## [SET TASK]
Lines that hold the string "hiện" are to be counted; give only their number.

## [PROVIDED DATA]
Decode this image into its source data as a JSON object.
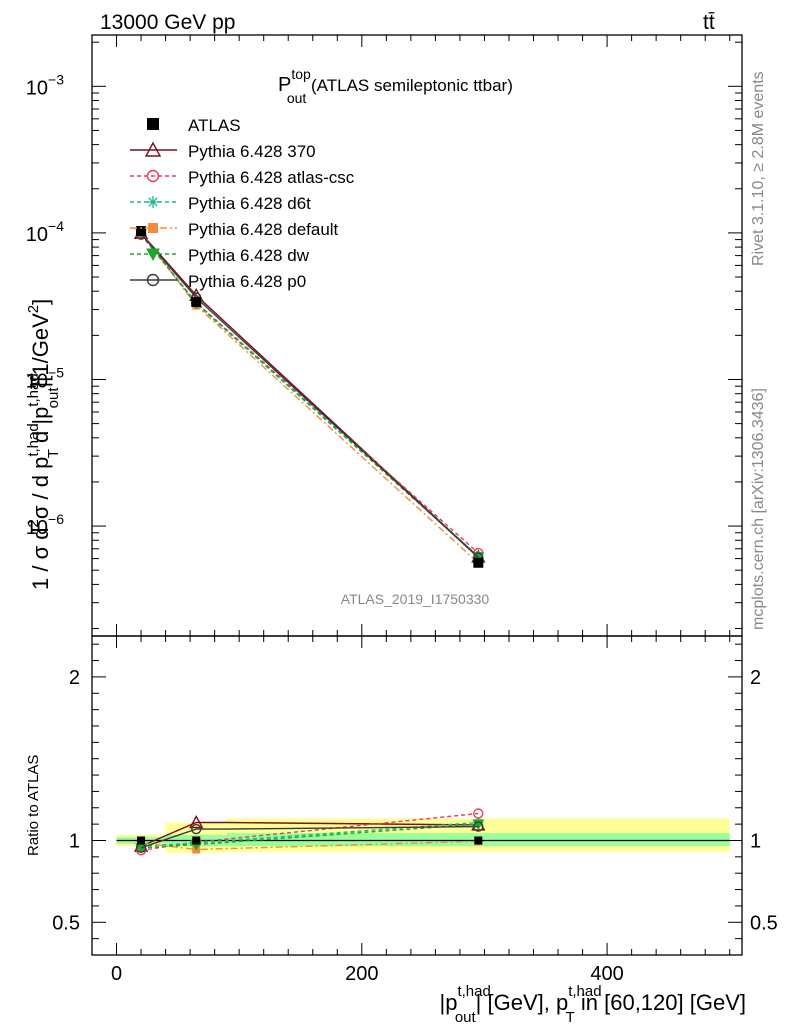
{
  "header": {
    "left": "13000 GeV pp",
    "right": "tt̄"
  },
  "side": {
    "rivet": "Rivet 3.1.10, ≥ 2.8M events",
    "mcplots": "mcplots.cern.ch [arXiv:1306.3436]"
  },
  "chart_data": {
    "type": "line",
    "title": {
      "main": "P",
      "sup": "top",
      "sub": "out",
      "rest": " (ATLAS semileptonic ttbar)"
    },
    "watermark": "ATLAS_2019_I1750330",
    "xlabel": "|p^{t,had}_{out}| [GeV], p^{t,had}_{T} in [60,120] [GeV]",
    "xlabel_parts": {
      "a": "|p",
      "a_sup": "t,had",
      "a_sub": "out",
      "b": "| [GeV], p",
      "b_sup": "t,had",
      "b_sub": "T",
      "c": " in [60,120] [GeV]"
    },
    "ylabel_parts": {
      "a": "1 / σ d",
      "a_sup": "2",
      "b": "σ / d p",
      "b_sup": "t,had",
      "b_sub": "T",
      "c": " d |p",
      "c_sup": "t,had",
      "c_sub": "out",
      "d": "|[1/GeV",
      "d_sup": "2",
      "e": "]"
    },
    "ratio_ylabel": "Ratio to ATLAS",
    "xlim": [
      -20,
      510
    ],
    "ylim_main_log10": [
      -6.75,
      -2.65
    ],
    "ylim_ratio": [
      0.3,
      2.25
    ],
    "x_ticks": [
      0,
      200,
      400
    ],
    "x_tick_labels": [
      "0",
      "200",
      "400"
    ],
    "y_main_ticks": [
      {
        "mant": "10",
        "exp": "−3",
        "value": -3
      },
      {
        "mant": "10",
        "exp": "−4",
        "value": -4
      },
      {
        "mant": "10",
        "exp": "−5",
        "value": -5
      },
      {
        "mant": "10",
        "exp": "−6",
        "value": -6
      }
    ],
    "y_ratio_ticks": [
      0.5,
      1,
      2
    ],
    "y_ratio_tick_labels": [
      "0.5",
      "1",
      "2"
    ],
    "bins": [
      [
        0,
        40
      ],
      [
        40,
        90
      ],
      [
        90,
        500
      ]
    ],
    "x": [
      20,
      65,
      295
    ],
    "data": {
      "name": "ATLAS",
      "values": [
        0.000103,
        3.38e-05,
        5.62e-07
      ]
    },
    "ratio_bands": [
      {
        "x": [
          0,
          40
        ],
        "yellow": [
          0.965,
          1.035
        ],
        "green": [
          0.98,
          1.02
        ]
      },
      {
        "x": [
          40,
          90
        ],
        "yellow": [
          0.925,
          1.11
        ],
        "green": [
          0.965,
          1.035
        ]
      },
      {
        "x": [
          90,
          500
        ],
        "yellow": [
          0.93,
          1.135
        ],
        "green": [
          0.965,
          1.045
        ]
      }
    ],
    "series": [
      {
        "name": "Pythia 6.428 370",
        "color": "#7b0f1c",
        "dash": "",
        "marker": "triangle",
        "values": [
          0.965,
          1.11,
          1.095
        ],
        "style": "step"
      },
      {
        "name": "Pythia 6.428 atlas-csc",
        "color": "#f0395a",
        "dash": "4,3",
        "marker": "circle",
        "values": [
          0.94,
          0.99,
          1.165
        ],
        "style": "line"
      },
      {
        "name": "Pythia 6.428 d6t",
        "color": "#16b894",
        "dash": "4,3",
        "marker": "star",
        "values": [
          0.965,
          0.985,
          1.11
        ],
        "style": "line"
      },
      {
        "name": "Pythia 6.428 default",
        "color": "#f58a3c",
        "dash": "7,3,2,3",
        "marker": "square",
        "values": [
          0.985,
          0.945,
          0.995
        ],
        "style": "line"
      },
      {
        "name": "Pythia 6.428 dw",
        "color": "#1aa82a",
        "dash": "4,3",
        "marker": "triangle-down",
        "values": [
          0.955,
          0.975,
          1.1
        ],
        "style": "line"
      },
      {
        "name": "Pythia 6.428 p0",
        "color": "#3a3a3a",
        "dash": "",
        "marker": "circle",
        "values": [
          0.955,
          1.07,
          1.085
        ],
        "style": "step"
      }
    ],
    "legend_position": "top-left"
  }
}
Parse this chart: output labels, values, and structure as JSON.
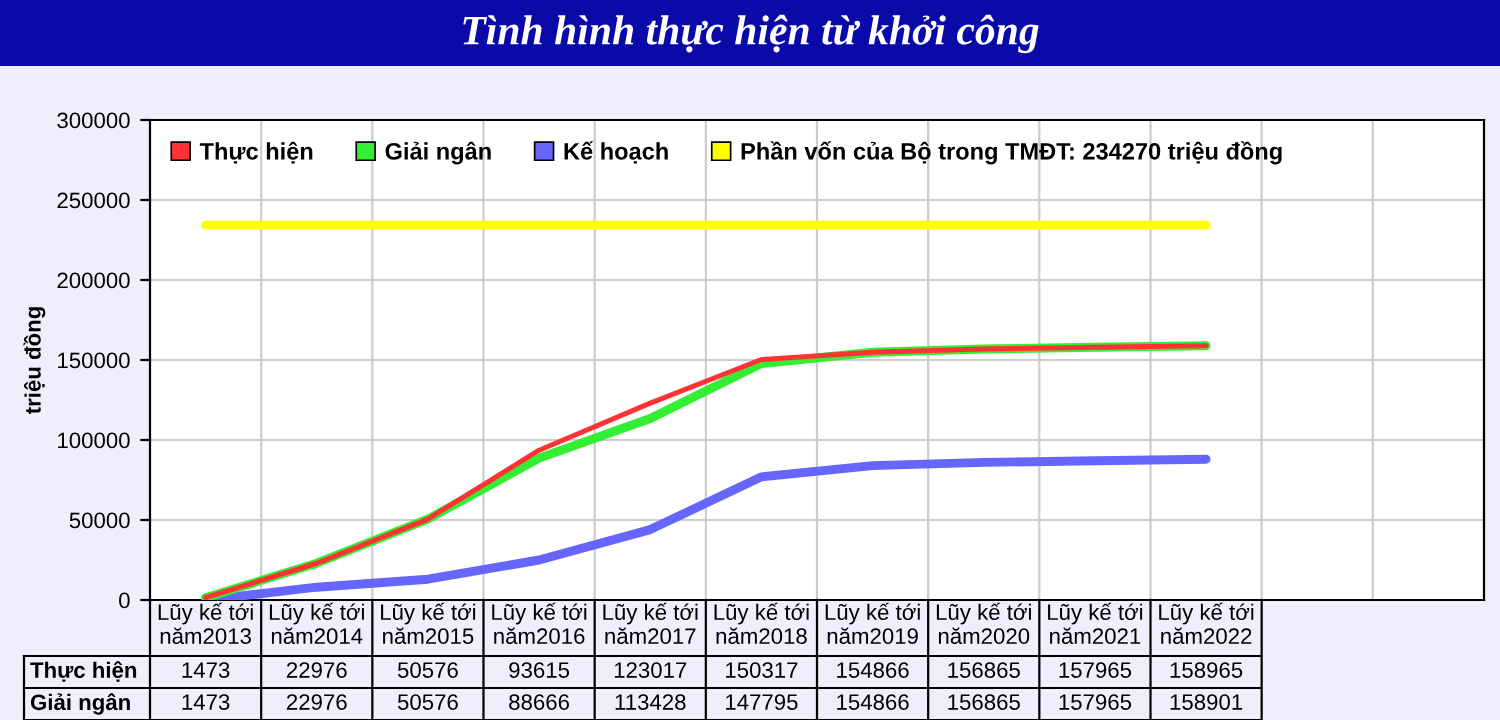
{
  "chart_data": {
    "type": "line",
    "title": "Tình hình thực hiện từ khởi công",
    "ylabel": "triệu đồng",
    "categories": [
      "Lũy kế tới\nnăm2013",
      "Lũy kế tới\nnăm2014",
      "Lũy kế tới\nnăm2015",
      "Lũy kế tới\nnăm2016",
      "Lũy kế tới\nnăm2017",
      "Lũy kế tới\nnăm2018",
      "Lũy kế tới\nnăm2019",
      "Lũy kế tới\nnăm2020",
      "Lũy kế tới\nnăm2021",
      "Lũy kế tới\nnăm2022",
      null,
      null
    ],
    "series": [
      {
        "name": "Thực hiện",
        "color": "#ff3333",
        "values": [
          1473,
          22976,
          50576,
          93615,
          123017,
          150317,
          154866,
          156865,
          157965,
          158965,
          null,
          null
        ],
        "value_labels": [
          "1473",
          "22976",
          "50576",
          "93615",
          "123017",
          "150317",
          "154866",
          "156865",
          "157965",
          "158965",
          null,
          null
        ]
      },
      {
        "name": "Giải ngân",
        "color": "#33ee33",
        "values": [
          1473,
          22976,
          50576,
          88666,
          113428,
          147795,
          154866,
          156865,
          157965,
          158901,
          null,
          null
        ],
        "value_labels": [
          "1473",
          "22976",
          "50576",
          "88666",
          "113428",
          "147795",
          "154866",
          "156865",
          "157965",
          "158901",
          null,
          null
        ]
      },
      {
        "name": "Kế hoạch",
        "color": "#6666ff",
        "values": [
          0,
          8000,
          13000,
          25000,
          44000,
          77000,
          84000,
          86000,
          87000,
          88000,
          null,
          null
        ]
      },
      {
        "name": "Phần vốn của Bộ trong TMĐT: 234270 triệu đồng",
        "color": "#ffff00",
        "values": [
          234270,
          234270,
          234270,
          234270,
          234270,
          234270,
          234270,
          234270,
          234270,
          234270,
          null,
          null
        ]
      }
    ],
    "ylim": [
      0,
      300000
    ],
    "yticks": [
      0,
      50000,
      100000,
      150000,
      200000,
      250000,
      300000
    ],
    "grid": true,
    "legend": "top",
    "marker": "none",
    "line_style": "solid"
  }
}
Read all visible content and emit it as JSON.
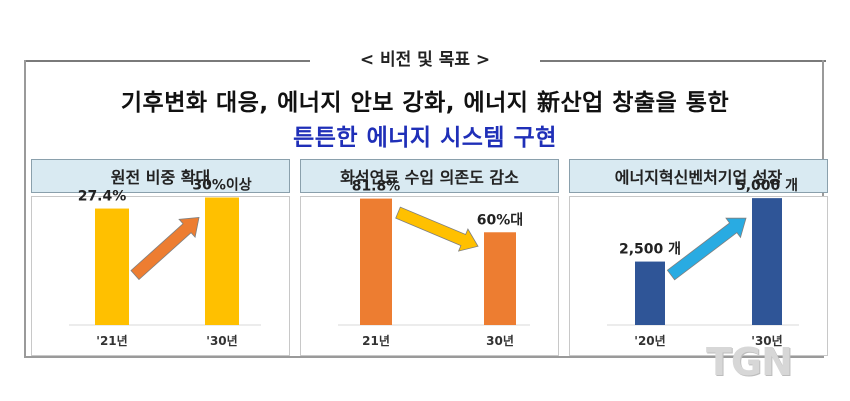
{
  "header": {
    "label": "< 비전 및 목표 >"
  },
  "vision": {
    "line1": "기후변화 대응, 에너지 안보 강화, 에너지 新산업 창출을 통한",
    "line2": "튼튼한 에너지 시스템 구현"
  },
  "watermark": "TGN",
  "colors": {
    "yellow_bar": "#ffc000",
    "orange_bar": "#ed7d31",
    "blue_bar": "#2f5597",
    "title_blue": "#1f2fb8",
    "panel_bg": "#d9eaf2",
    "arrow_orange": "#ed7d31",
    "arrow_yellow": "#ffc000",
    "arrow_blue": "#29abe2"
  },
  "chart_data": [
    {
      "type": "bar",
      "title": "원전 비중 확대",
      "categories": [
        "'21년",
        "'30년"
      ],
      "values": [
        27.4,
        30
      ],
      "value_labels": [
        "27.4%",
        "30%이상"
      ],
      "ylim": [
        0,
        40
      ],
      "bar_color": "#ffc000",
      "arrow_color": "#ed7d31"
    },
    {
      "type": "bar",
      "title": "화석연료 수입 의존도 감소",
      "categories": [
        "21년",
        "30년"
      ],
      "values": [
        81.8,
        60
      ],
      "value_labels": [
        "81.8%",
        "60%대"
      ],
      "ylim": [
        0,
        110
      ],
      "bar_color": "#ed7d31",
      "arrow_color": "#ffc000"
    },
    {
      "type": "bar",
      "title": "에너지혁신벤처기업 성장",
      "categories": [
        "'20년",
        "'30년"
      ],
      "values": [
        2500,
        5000
      ],
      "value_labels": [
        "2,500 개",
        "5,000 개"
      ],
      "ylim": [
        0,
        6700
      ],
      "bar_color": "#2f5597",
      "arrow_color": "#29abe2"
    }
  ]
}
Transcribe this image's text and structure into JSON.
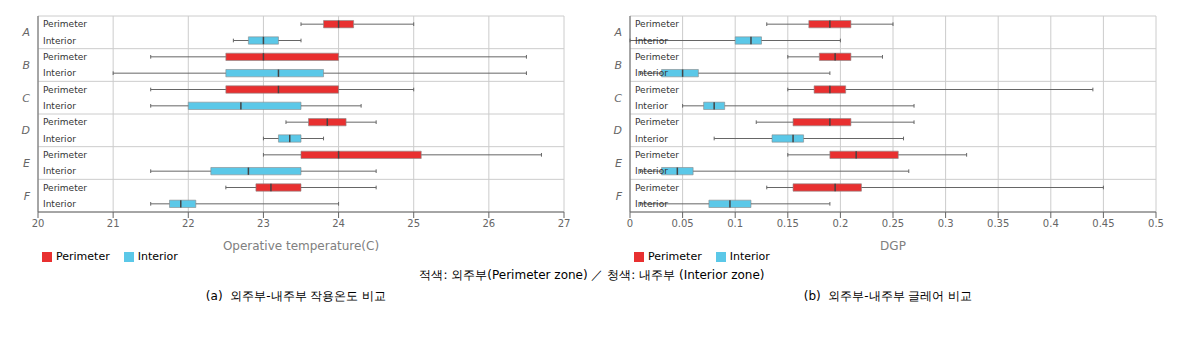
{
  "chart_data": [
    {
      "type": "box",
      "orientation": "horizontal",
      "xlabel": "Operative temperature(C)",
      "categories": [
        "A",
        "B",
        "C",
        "D",
        "E",
        "F"
      ],
      "series": [
        {
          "name": "Perimeter",
          "color": "#e83030",
          "values": [
            {
              "whisker_low": 23.5,
              "q1": 23.8,
              "median": 24.0,
              "q3": 24.2,
              "whisker_high": 25.0
            },
            {
              "whisker_low": 21.5,
              "q1": 22.5,
              "median": 23.0,
              "q3": 24.0,
              "whisker_high": 26.5
            },
            {
              "whisker_low": 21.5,
              "q1": 22.5,
              "median": 23.2,
              "q3": 24.0,
              "whisker_high": 25.0
            },
            {
              "whisker_low": 23.3,
              "q1": 23.6,
              "median": 23.85,
              "q3": 24.1,
              "whisker_high": 24.5
            },
            {
              "whisker_low": 23.0,
              "q1": 23.5,
              "median": 24.0,
              "q3": 25.1,
              "whisker_high": 26.7
            },
            {
              "whisker_low": 22.5,
              "q1": 22.9,
              "median": 23.1,
              "q3": 23.5,
              "whisker_high": 24.5
            }
          ]
        },
        {
          "name": "Interior",
          "color": "#5bc8e8",
          "values": [
            {
              "whisker_low": 22.6,
              "q1": 22.8,
              "median": 23.0,
              "q3": 23.2,
              "whisker_high": 23.5
            },
            {
              "whisker_low": 21.0,
              "q1": 22.5,
              "median": 23.2,
              "q3": 23.8,
              "whisker_high": 26.5
            },
            {
              "whisker_low": 21.5,
              "q1": 22.0,
              "median": 22.7,
              "q3": 23.5,
              "whisker_high": 24.3
            },
            {
              "whisker_low": 23.0,
              "q1": 23.2,
              "median": 23.35,
              "q3": 23.5,
              "whisker_high": 23.8
            },
            {
              "whisker_low": 21.5,
              "q1": 22.3,
              "median": 22.8,
              "q3": 23.5,
              "whisker_high": 24.5
            },
            {
              "whisker_low": 21.5,
              "q1": 21.75,
              "median": 21.9,
              "q3": 22.1,
              "whisker_high": 24.0
            }
          ]
        }
      ],
      "xlim": [
        20,
        27
      ],
      "xticks": [
        20,
        21,
        22,
        23,
        24,
        25,
        26,
        27
      ],
      "grid": true,
      "legend": "lower left",
      "annotations": [
        "(a)  외주부-내주부 작용온도 비교"
      ]
    },
    {
      "type": "box",
      "orientation": "horizontal",
      "xlabel": "DGP",
      "categories": [
        "A",
        "B",
        "C",
        "D",
        "E",
        "F"
      ],
      "series": [
        {
          "name": "Perimeter",
          "color": "#e83030",
          "values": [
            {
              "whisker_low": 0.13,
              "q1": 0.17,
              "median": 0.19,
              "q3": 0.21,
              "whisker_high": 0.25
            },
            {
              "whisker_low": 0.15,
              "q1": 0.18,
              "median": 0.195,
              "q3": 0.21,
              "whisker_high": 0.24
            },
            {
              "whisker_low": 0.15,
              "q1": 0.175,
              "median": 0.19,
              "q3": 0.205,
              "whisker_high": 0.44
            },
            {
              "whisker_low": 0.12,
              "q1": 0.155,
              "median": 0.19,
              "q3": 0.21,
              "whisker_high": 0.27
            },
            {
              "whisker_low": 0.15,
              "q1": 0.19,
              "median": 0.215,
              "q3": 0.255,
              "whisker_high": 0.32
            },
            {
              "whisker_low": 0.13,
              "q1": 0.155,
              "median": 0.195,
              "q3": 0.22,
              "whisker_high": 0.45
            }
          ]
        },
        {
          "name": "Interior",
          "color": "#5bc8e8",
          "values": [
            {
              "whisker_low": 0.0,
              "q1": 0.1,
              "median": 0.115,
              "q3": 0.125,
              "whisker_high": 0.2
            },
            {
              "whisker_low": 0.01,
              "q1": 0.03,
              "median": 0.05,
              "q3": 0.065,
              "whisker_high": 0.19
            },
            {
              "whisker_low": 0.05,
              "q1": 0.07,
              "median": 0.08,
              "q3": 0.09,
              "whisker_high": 0.27
            },
            {
              "whisker_low": 0.08,
              "q1": 0.135,
              "median": 0.155,
              "q3": 0.165,
              "whisker_high": 0.26
            },
            {
              "whisker_low": 0.01,
              "q1": 0.03,
              "median": 0.045,
              "q3": 0.06,
              "whisker_high": 0.265
            },
            {
              "whisker_low": 0.01,
              "q1": 0.075,
              "median": 0.095,
              "q3": 0.115,
              "whisker_high": 0.19
            }
          ]
        }
      ],
      "xlim": [
        0,
        0.5
      ],
      "xticks": [
        0,
        0.05,
        0.1,
        0.15,
        0.2,
        0.25,
        0.3,
        0.35,
        0.4,
        0.45,
        0.5
      ],
      "grid": true,
      "legend": "lower left",
      "annotations": [
        "(b)  외주부-내주부 글레어 비교"
      ]
    }
  ],
  "annotations": [
    "적색: 외주부(Perimeter zone) ／ 청색: 내주부 (Interior zone)"
  ]
}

## [ANSWER BELOW]
2